Given problem:
Repeat each line of the material below exactly as it appears, minus any pictures.

# START OF Given entries

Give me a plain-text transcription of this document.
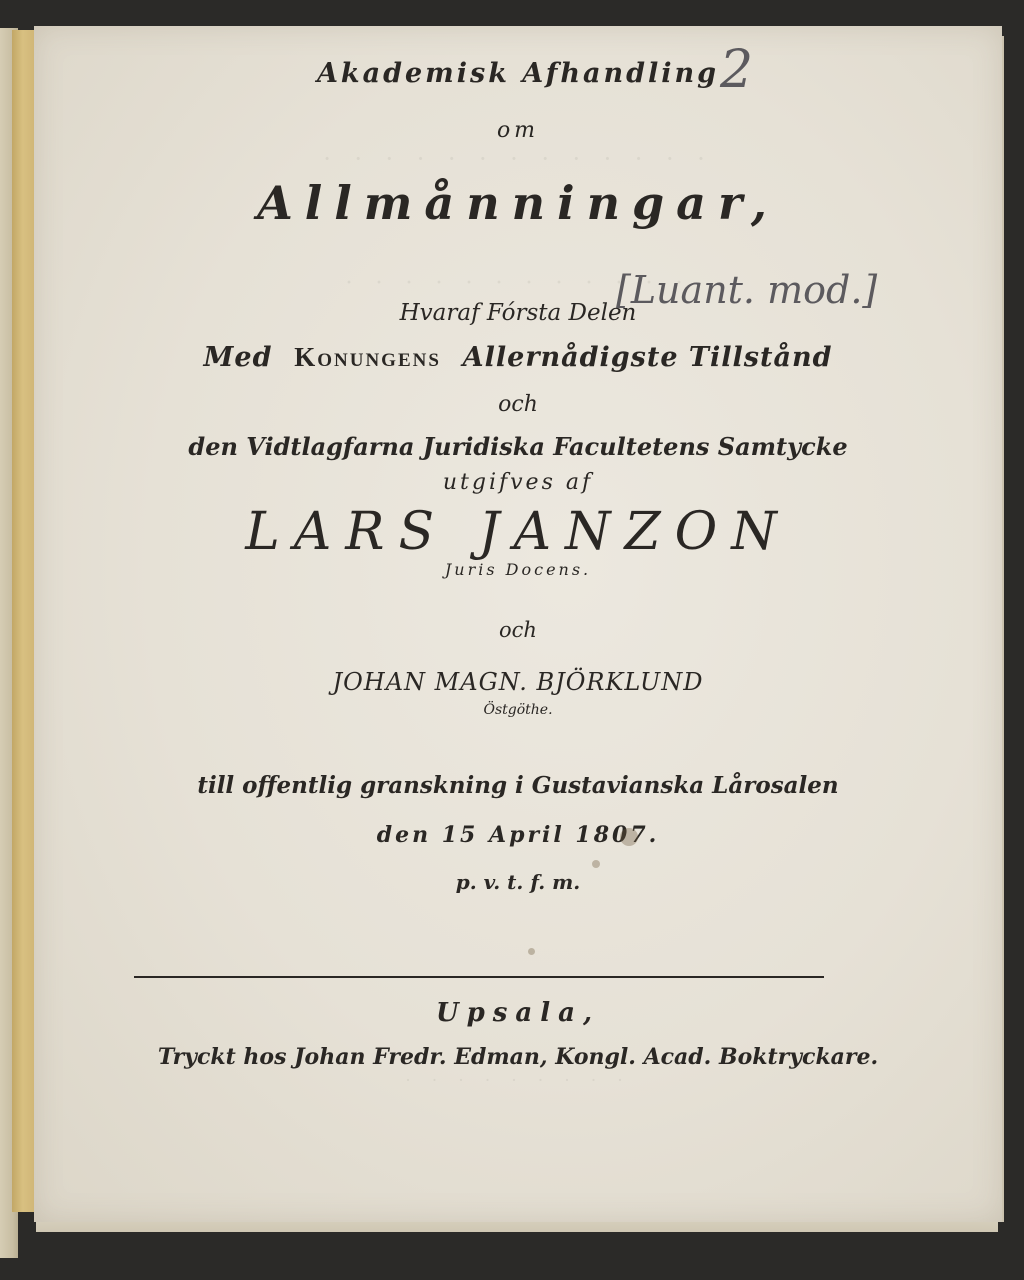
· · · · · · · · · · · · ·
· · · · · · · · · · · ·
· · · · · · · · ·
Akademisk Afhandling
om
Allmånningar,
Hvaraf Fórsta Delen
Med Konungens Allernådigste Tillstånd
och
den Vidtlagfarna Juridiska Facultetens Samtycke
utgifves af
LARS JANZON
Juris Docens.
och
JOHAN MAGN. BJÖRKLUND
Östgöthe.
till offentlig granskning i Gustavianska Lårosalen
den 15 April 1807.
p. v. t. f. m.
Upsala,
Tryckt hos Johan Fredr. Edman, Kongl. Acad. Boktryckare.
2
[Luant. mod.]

# END OF Given entries

Result below:
Give me a plain-text transcription of this document.
· · · · · · · · · · · · ·
· · · · · · · · · · · ·
· · · · · · · · ·
Akademisk Afhandling
om
Allmånningar,
Hvaraf Fórsta Delen
Med Konungens Allernådigste Tillstånd
och
den Vidtlagfarna Juridiska Facultetens Samtycke
utgifves af
LARS JANZON
Juris Docens.
och
JOHAN MAGN. BJÖRKLUND
Östgöthe.
till offentlig granskning i Gustavianska Lårosalen
den 15 April 1807.
p. v. t. f. m.
Upsala,
Tryckt hos Johan Fredr. Edman, Kongl. Acad. Boktryckare.
2
[Luant. mod.]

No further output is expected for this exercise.